#### Dataset content
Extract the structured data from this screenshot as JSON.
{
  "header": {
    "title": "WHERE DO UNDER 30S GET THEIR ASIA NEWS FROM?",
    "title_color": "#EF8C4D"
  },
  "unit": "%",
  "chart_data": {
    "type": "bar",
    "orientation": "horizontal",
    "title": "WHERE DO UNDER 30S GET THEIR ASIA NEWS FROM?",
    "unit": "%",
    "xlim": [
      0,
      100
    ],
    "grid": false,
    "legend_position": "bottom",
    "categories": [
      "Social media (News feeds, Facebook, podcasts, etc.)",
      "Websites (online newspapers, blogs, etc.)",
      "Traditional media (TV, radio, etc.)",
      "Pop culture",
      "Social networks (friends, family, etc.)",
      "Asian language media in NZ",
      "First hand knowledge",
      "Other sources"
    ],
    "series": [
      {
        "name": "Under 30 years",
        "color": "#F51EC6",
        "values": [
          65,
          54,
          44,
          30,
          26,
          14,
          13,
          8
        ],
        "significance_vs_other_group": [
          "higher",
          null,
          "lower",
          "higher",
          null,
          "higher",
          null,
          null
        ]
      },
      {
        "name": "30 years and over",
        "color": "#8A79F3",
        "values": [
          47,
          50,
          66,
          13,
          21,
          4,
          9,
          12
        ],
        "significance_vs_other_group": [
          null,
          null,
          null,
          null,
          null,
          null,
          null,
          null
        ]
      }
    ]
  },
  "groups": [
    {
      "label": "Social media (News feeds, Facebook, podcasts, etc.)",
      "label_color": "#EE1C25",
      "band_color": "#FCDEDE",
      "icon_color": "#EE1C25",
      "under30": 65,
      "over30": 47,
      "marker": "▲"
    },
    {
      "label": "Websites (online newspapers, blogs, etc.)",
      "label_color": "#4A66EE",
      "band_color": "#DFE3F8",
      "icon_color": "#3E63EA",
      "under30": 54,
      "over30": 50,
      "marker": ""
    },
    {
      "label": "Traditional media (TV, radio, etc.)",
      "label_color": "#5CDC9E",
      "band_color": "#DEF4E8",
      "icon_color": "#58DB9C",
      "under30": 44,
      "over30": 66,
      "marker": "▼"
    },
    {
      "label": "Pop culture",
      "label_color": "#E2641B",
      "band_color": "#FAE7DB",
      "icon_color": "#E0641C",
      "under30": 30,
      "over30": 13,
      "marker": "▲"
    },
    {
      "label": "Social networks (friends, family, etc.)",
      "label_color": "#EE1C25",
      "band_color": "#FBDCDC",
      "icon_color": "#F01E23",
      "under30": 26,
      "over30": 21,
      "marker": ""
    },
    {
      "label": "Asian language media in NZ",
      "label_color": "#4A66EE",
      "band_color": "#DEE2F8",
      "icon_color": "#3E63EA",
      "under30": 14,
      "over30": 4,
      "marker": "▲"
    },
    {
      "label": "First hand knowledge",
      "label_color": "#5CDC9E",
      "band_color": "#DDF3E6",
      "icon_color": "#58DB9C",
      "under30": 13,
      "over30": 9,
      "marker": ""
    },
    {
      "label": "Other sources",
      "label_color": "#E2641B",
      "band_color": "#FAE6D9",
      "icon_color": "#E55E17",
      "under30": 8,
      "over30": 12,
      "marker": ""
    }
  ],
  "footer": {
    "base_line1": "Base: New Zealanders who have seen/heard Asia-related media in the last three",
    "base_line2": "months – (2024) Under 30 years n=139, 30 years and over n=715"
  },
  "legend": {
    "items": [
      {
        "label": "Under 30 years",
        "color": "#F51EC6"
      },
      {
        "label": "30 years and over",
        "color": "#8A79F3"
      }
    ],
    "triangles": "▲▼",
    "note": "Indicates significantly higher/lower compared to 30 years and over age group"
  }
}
########
Directive =
Where a line of the data holds "hand", show that line.

Correct answer =
      "First hand knowledge",
      "label": "First hand knowledge",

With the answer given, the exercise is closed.